──────── Source document ────────

Review: Paul Hynes Design Phono Stage Tube preamp
With this review I’ll start of with the oft used cliché that ‘nothing is perfect’, and the response ‘but some are more perfect than others’.
And as Paul Hynes put it so often to me, everything is a compromise. There was a man, I thought who was doing his absolute hardest to dumb down and undersell his product. None of the ‘hearing is believing’, ‘it takes you there’ speak we always here – which if true there would therefore be only one manufacturer in the world – eh?
Before I rabbit on about this phono-stage, let me explain a few provisos’.
Firstly Paul had loaned me his test mule, so this was not the full 5-course menu. What it was, in fact, was a thoroughly thought out piece of electronics (see below) that had a test mule agricultural aluminium casing. On top of this, this had a PCB that Paul had used a couple of times. What I can nevertheless say, construction wise was that what lay inside was first class: the soldering was neat; use of silver solder; Electroharmonix tubes, Audience capacitors, Holco resistors etc… The standard units have a textured paint finished (black) non-magnetic extruded case. Custom units require more space and use a larger anodised aluminium case with a similar finish to the Lavardin IT amp.
The second proviso is that in ordering, or buying this stage, you have a whole host of options if you so wish namely as standard products can be upgraded with Bulk Foil resistors and Teflon Boards, and the custom units can have dual mono construction and a balanced version is also available - there are more variations available, and these should be discussed on ordering.

────────

▸ **Required actions**:
• A. Retype the phono stage review word for word, starting with "Firstly Paul had" and going on through "Lavardin IT amp.".
• B. Write the next part of the phono stage review, picking up right after its final sentence.

──────── Provided material ────────

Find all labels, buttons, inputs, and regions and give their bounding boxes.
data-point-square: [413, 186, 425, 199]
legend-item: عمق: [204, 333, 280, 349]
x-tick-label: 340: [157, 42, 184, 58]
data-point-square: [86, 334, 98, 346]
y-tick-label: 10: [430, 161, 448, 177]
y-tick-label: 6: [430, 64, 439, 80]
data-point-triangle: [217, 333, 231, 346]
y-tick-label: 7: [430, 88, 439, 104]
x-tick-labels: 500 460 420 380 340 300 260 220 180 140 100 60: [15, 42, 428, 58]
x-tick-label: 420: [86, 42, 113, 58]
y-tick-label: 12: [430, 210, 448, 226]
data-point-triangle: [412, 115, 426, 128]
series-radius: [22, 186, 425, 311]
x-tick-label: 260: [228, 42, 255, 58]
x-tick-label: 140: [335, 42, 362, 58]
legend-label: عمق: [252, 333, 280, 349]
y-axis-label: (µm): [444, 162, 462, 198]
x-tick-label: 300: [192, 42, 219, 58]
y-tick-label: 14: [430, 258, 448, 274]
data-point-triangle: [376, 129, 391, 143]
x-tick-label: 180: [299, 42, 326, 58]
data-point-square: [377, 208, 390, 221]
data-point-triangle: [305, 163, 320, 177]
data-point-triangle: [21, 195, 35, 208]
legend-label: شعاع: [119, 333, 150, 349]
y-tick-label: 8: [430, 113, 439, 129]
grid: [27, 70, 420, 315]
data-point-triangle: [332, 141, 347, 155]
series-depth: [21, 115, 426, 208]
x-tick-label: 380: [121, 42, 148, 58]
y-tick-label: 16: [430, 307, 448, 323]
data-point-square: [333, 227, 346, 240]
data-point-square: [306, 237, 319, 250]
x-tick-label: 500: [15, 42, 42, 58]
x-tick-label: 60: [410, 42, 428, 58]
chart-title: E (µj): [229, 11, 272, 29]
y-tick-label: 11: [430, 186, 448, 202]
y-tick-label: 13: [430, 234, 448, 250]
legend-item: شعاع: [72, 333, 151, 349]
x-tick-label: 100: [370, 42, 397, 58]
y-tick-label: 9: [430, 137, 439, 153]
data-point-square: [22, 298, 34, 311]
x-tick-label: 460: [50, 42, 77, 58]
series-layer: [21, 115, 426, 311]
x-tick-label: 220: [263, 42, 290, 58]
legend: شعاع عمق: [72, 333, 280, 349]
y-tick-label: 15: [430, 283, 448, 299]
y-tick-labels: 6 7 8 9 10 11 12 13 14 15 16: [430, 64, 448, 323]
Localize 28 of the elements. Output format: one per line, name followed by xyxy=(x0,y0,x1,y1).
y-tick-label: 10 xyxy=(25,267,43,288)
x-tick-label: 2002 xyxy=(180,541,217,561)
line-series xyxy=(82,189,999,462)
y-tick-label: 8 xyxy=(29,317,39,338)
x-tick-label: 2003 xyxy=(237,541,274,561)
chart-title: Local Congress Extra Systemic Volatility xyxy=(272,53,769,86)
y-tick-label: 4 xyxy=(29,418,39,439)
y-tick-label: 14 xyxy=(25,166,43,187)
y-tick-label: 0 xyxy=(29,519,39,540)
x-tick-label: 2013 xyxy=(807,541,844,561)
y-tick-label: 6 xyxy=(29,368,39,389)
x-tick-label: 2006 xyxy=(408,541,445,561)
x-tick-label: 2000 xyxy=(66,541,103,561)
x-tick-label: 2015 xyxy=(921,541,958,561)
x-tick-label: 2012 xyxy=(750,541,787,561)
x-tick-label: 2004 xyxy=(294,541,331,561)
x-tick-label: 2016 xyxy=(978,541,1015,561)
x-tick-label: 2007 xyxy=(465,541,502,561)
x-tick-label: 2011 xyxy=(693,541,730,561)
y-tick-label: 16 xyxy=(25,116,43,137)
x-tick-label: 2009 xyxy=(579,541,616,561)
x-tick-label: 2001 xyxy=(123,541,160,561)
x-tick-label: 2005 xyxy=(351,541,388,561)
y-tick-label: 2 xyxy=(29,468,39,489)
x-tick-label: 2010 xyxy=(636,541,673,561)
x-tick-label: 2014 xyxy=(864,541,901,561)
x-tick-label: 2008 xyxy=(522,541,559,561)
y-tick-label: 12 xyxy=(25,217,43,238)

────────

▸ **Task-by-task results**:
• A.
Firstly Paul had loaned me his test mule, so this was not the full 5-course menu. What it was, in fact, was a thoroughly thought out piece of electronics (see below) that had a test mule agricultural aluminium casing. On top of this, this had a PCB that Paul had used a couple of times. What I can nevertheless say, construction wise was that what lay inside was first class: the soldering was neat; use of silver solder; Electroharmonix tubes, Audience capacitors, Holco resistors etc… The standard units have a textured paint finished (black) non-magnetic extruded case. Custom units require more space and use a larger anodised aluminium case with a similar finish to the Lavardin IT amp.

• B.
What I had was a relatively un-tricked out version that would retail circa £1500. Its’ construction sheet is effectively as follows:
·First amplification stage by low noise J-fet/6922 valve cascode
· Subsequent amplification by another 6922
· 4 HT power regulators
· Off - board remote power supply
· Gain Moving Magnet 40dB Moving Coil 60dB (additional gain can be provided at time of ordering [or as a retrofit] for low output moving coils).
· 47k, 470ohm and 100ohm loading
· Bandwidth 1.6Hz – over 50KHz roll off with no low pass cut off filter (the RIAA low frequency filter can be implemented for those with arm/cartridge resonance problems and/or older decks displaying noticeable rumble).
That’s right, no low frequency cut off. In other words if it is down below, you’ll hear it, warts and all.
The third, and most important proviso about this phono-stage is Paul Hynes himself. I have put him into this equation unusually and unlike the other reviews I have done, because his experiences explain a lot about the voicing of this piece of electronics. He is, like James Henriot of Whest, from the pro-audio background. Anyone with any real studio know how would have heard of Omniphonics Research, and he was responsible for the design of the S50 and S100 studio amplifiers both being well respected pieces of studio amplification that is still marketed and used now. And like most professionals he has the greatest reference of the lot – ‘live music’. In addition to this he ran his own Hi-Fi retail and installation shop in the eighties; wired and maintained Roy Harper's and Tony Beck's recording studio in Lytham St Annes (where the Omniphonics amplifiers were developed) and designed power supplies and amplifiers for Russ Andrews in the eighties and nineties. Over the last 10 years he has been custom building valve amplifiers using high performance power supplies.
When I say live this is pre-amplification warts and all live, which I assume all professional sound engineers get the benefit of, and try to replicate on a grander scale. Moreover whilst being the only true reference, it is the one least heard by anyone – ie. When was the last time you heard un-amplified music? In other words, have you ever heard Bruce Springsteen sing without a microphone at a concert, Michael Jackson, Stevie Wonder etc etc.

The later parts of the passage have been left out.